§ Task objective:
Wherever a line below holds the word "Cilindro", copy that line.

[Data entries]
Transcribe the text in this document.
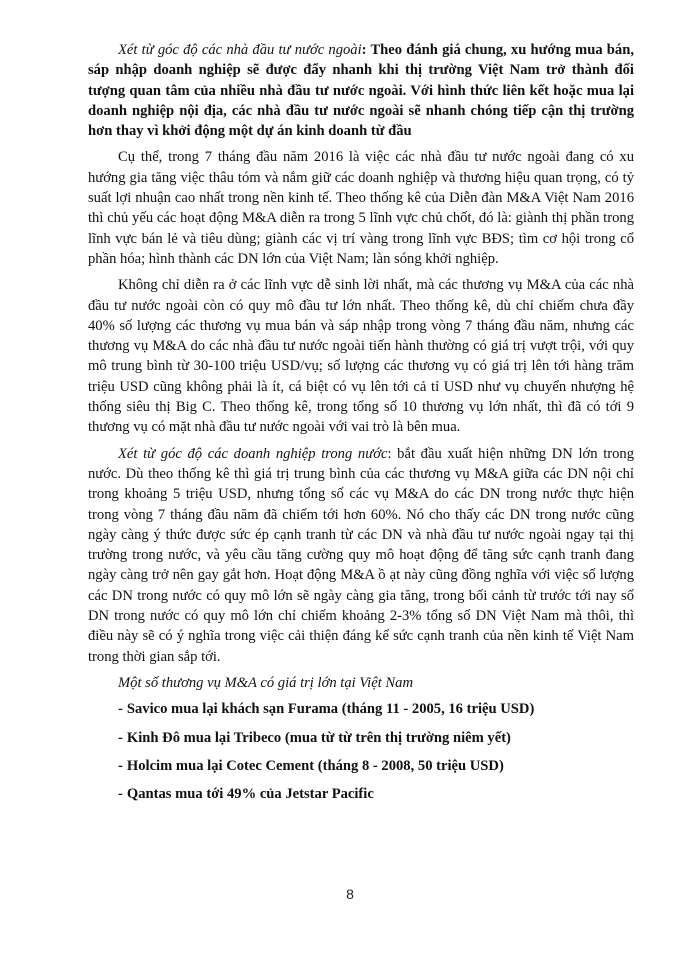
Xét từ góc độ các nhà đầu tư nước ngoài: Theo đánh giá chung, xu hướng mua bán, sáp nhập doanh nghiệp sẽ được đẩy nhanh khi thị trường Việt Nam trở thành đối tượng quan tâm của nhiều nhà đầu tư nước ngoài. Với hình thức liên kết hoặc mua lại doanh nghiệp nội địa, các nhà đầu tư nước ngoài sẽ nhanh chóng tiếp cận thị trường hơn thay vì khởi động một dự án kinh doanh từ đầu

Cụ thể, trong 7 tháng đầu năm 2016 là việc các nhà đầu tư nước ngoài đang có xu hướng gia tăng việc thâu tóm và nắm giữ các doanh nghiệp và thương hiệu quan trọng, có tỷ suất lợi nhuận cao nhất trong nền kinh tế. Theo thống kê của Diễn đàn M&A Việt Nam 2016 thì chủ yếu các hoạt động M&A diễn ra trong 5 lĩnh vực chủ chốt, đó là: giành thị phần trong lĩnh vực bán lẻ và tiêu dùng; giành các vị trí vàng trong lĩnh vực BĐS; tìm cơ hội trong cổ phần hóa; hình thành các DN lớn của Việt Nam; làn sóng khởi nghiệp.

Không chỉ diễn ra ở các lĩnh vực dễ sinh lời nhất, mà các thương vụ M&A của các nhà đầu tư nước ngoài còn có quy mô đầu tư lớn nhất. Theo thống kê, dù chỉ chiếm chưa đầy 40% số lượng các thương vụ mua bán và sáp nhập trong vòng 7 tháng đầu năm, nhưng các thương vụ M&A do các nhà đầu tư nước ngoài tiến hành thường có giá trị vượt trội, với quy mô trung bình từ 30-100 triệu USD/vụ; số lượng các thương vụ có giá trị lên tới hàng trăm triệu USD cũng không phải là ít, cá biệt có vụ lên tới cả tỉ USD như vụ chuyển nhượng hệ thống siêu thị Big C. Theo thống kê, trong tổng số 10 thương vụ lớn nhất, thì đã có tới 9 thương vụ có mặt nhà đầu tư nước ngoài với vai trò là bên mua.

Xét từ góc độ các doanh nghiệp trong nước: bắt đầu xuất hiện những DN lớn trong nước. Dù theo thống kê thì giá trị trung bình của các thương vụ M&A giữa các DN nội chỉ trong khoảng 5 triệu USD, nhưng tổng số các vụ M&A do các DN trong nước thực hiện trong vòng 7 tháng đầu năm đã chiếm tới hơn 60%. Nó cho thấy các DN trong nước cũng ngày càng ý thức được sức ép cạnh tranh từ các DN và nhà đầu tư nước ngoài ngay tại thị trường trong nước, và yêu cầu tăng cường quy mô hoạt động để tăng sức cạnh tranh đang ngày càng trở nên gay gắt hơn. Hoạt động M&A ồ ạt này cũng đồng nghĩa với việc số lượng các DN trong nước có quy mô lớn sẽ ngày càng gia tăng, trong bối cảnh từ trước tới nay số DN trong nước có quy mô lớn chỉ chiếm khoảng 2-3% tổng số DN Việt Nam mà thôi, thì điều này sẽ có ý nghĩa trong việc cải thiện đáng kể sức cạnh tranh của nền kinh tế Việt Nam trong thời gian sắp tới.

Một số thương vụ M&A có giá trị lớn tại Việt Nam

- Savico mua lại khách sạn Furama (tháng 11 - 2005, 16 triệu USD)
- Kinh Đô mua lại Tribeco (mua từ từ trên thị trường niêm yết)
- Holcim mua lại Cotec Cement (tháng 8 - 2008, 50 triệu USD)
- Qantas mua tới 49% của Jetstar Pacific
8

...

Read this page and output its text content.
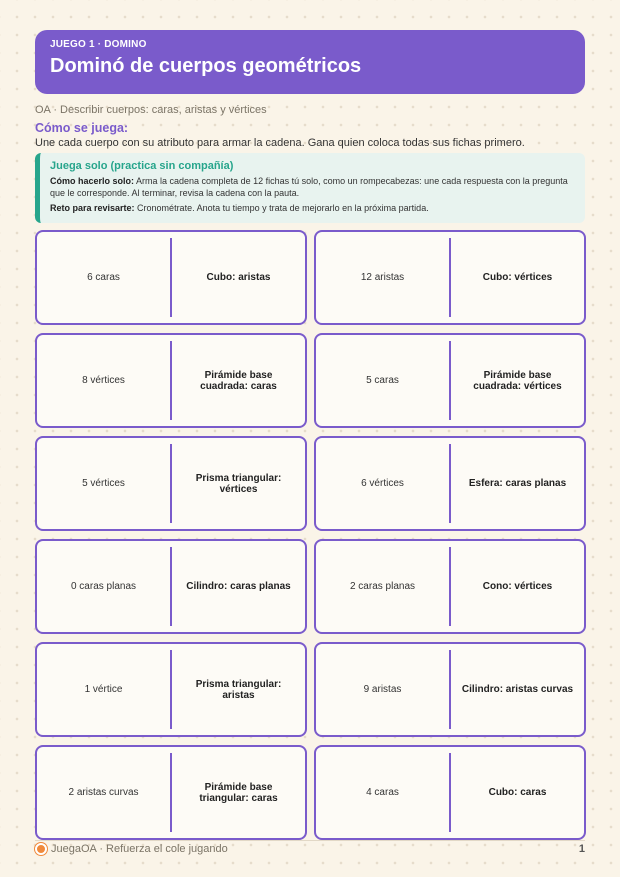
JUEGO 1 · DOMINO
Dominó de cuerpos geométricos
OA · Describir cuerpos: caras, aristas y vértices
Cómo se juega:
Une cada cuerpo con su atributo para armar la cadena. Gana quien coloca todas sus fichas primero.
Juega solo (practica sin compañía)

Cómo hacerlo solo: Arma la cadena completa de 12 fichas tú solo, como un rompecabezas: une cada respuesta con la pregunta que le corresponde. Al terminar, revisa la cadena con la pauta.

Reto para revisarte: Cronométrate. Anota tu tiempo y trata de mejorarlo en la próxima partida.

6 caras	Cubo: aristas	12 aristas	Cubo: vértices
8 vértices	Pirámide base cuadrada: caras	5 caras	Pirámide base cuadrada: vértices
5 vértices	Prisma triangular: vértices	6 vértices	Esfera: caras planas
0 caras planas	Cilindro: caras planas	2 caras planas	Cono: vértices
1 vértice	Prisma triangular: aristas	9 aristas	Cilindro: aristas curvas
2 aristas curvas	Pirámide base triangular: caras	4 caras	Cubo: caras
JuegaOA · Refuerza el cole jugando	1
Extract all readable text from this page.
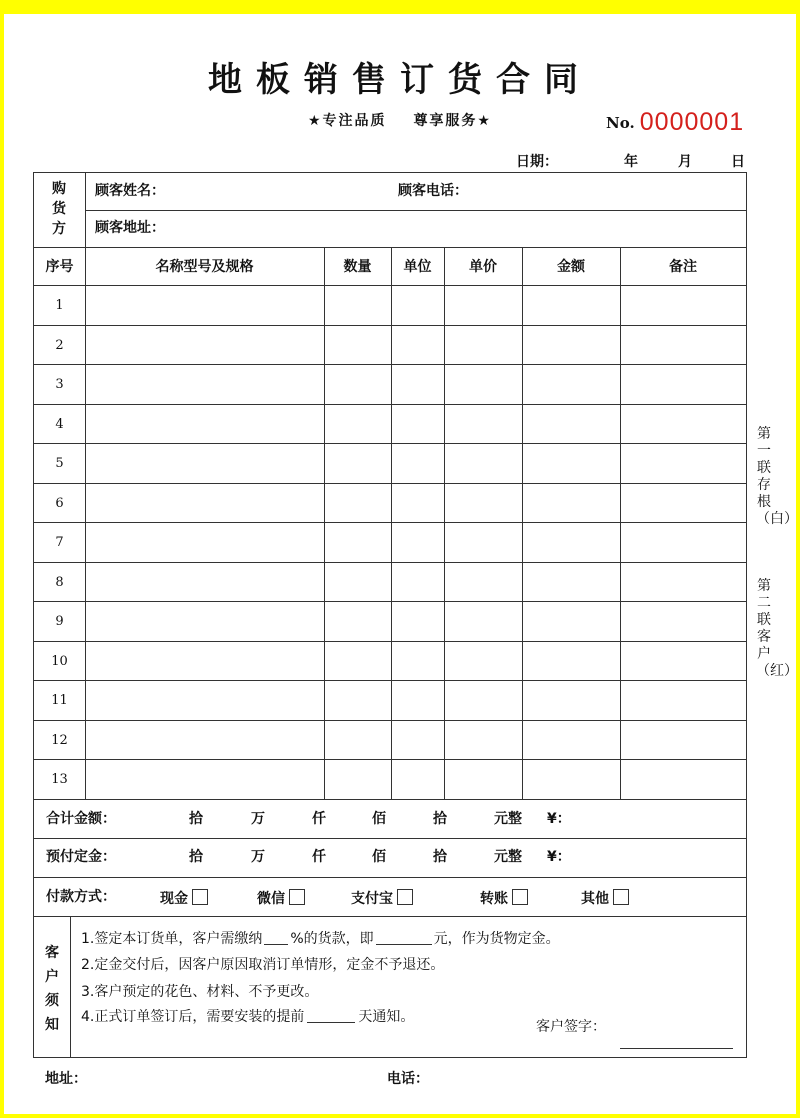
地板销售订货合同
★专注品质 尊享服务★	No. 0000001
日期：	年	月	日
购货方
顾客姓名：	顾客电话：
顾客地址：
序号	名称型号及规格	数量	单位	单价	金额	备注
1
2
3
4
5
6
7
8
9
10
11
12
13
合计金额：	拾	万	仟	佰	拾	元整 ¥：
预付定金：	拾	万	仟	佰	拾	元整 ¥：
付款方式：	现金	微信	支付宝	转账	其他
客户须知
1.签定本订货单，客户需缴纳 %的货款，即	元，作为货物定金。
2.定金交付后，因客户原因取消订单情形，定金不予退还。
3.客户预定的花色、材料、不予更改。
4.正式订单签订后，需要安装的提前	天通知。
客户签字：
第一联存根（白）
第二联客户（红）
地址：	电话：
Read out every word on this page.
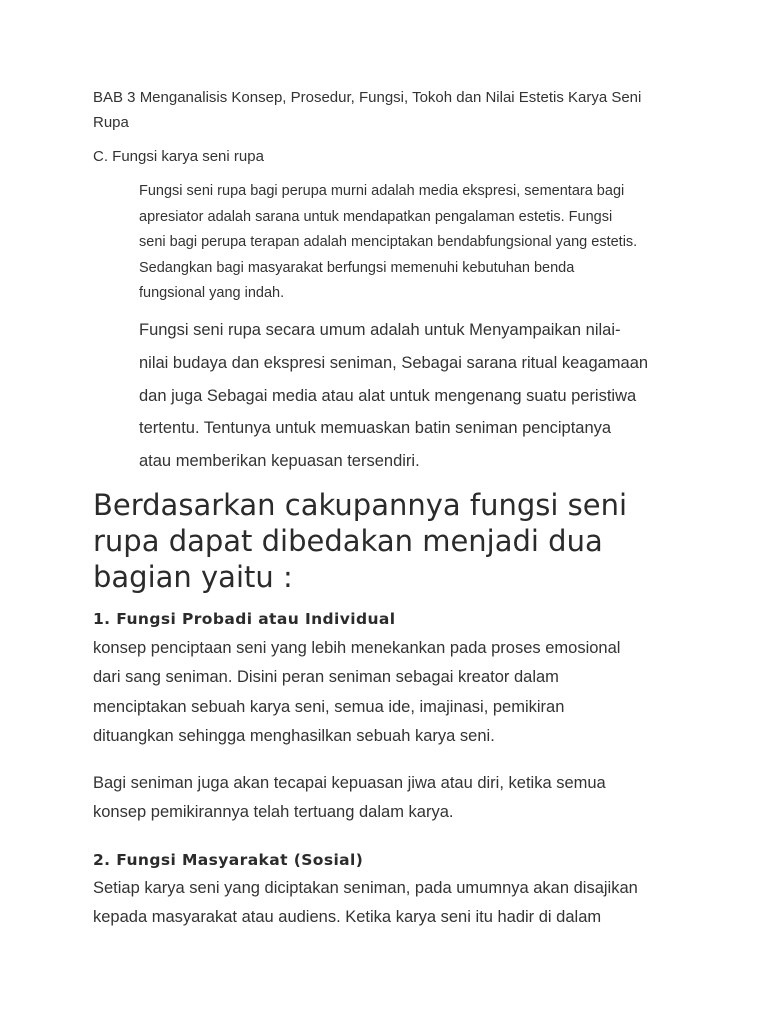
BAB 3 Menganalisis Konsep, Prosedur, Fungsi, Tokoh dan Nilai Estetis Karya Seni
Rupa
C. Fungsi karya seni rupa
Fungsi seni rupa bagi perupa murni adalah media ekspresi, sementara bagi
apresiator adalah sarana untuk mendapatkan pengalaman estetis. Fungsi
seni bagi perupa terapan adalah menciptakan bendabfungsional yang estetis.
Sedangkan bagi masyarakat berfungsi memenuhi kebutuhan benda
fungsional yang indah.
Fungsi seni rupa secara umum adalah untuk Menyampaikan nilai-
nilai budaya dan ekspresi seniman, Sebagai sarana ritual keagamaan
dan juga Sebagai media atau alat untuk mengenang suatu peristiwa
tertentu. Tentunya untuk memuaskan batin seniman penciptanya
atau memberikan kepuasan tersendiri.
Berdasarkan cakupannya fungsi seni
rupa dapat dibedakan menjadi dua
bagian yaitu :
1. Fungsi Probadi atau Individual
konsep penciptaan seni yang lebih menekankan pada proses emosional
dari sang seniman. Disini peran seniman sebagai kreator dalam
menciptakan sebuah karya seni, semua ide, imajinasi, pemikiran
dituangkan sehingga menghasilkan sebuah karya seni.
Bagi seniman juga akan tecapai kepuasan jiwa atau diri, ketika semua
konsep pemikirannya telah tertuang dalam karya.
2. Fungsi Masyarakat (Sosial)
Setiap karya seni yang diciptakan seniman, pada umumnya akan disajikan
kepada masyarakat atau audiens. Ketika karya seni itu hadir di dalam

...

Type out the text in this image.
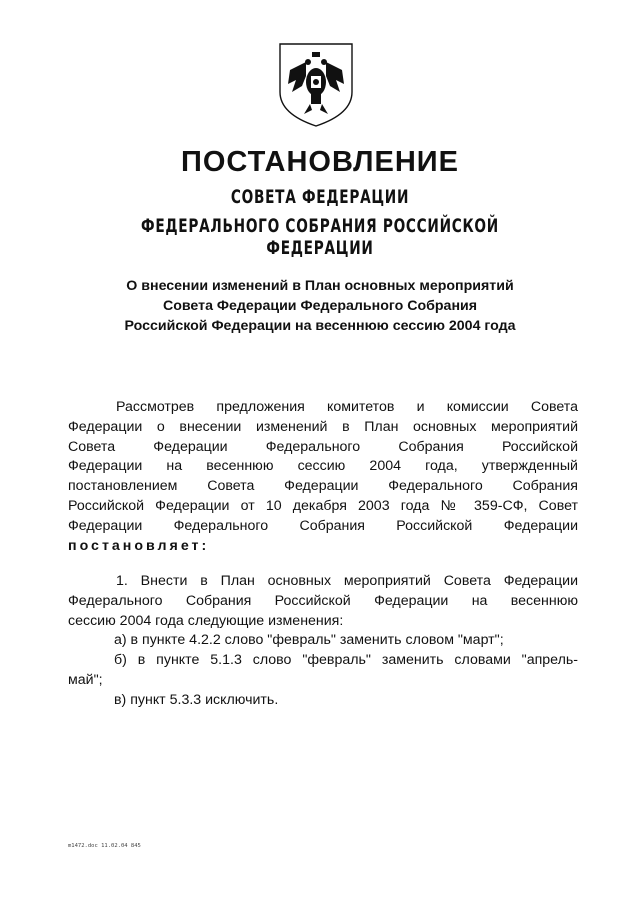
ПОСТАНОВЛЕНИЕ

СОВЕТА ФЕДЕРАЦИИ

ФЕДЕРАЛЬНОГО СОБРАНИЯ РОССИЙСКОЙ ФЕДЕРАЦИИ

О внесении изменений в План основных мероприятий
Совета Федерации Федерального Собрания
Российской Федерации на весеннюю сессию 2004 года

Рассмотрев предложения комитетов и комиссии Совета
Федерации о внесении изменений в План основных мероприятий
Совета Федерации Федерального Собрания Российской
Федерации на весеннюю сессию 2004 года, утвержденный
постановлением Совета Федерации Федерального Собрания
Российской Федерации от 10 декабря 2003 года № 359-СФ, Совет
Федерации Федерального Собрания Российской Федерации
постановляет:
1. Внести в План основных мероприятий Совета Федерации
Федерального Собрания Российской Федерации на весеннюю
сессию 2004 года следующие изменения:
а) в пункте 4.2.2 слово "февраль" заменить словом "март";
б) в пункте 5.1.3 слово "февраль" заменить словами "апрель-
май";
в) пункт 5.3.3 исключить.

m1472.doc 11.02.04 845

§ Output:
0 caras planas	Cilindro: caras planas	2 caras planas	Cono: vértices
1 vértice	Prisma triangular: aristas	9 aristas	Cilindro: aristas curvas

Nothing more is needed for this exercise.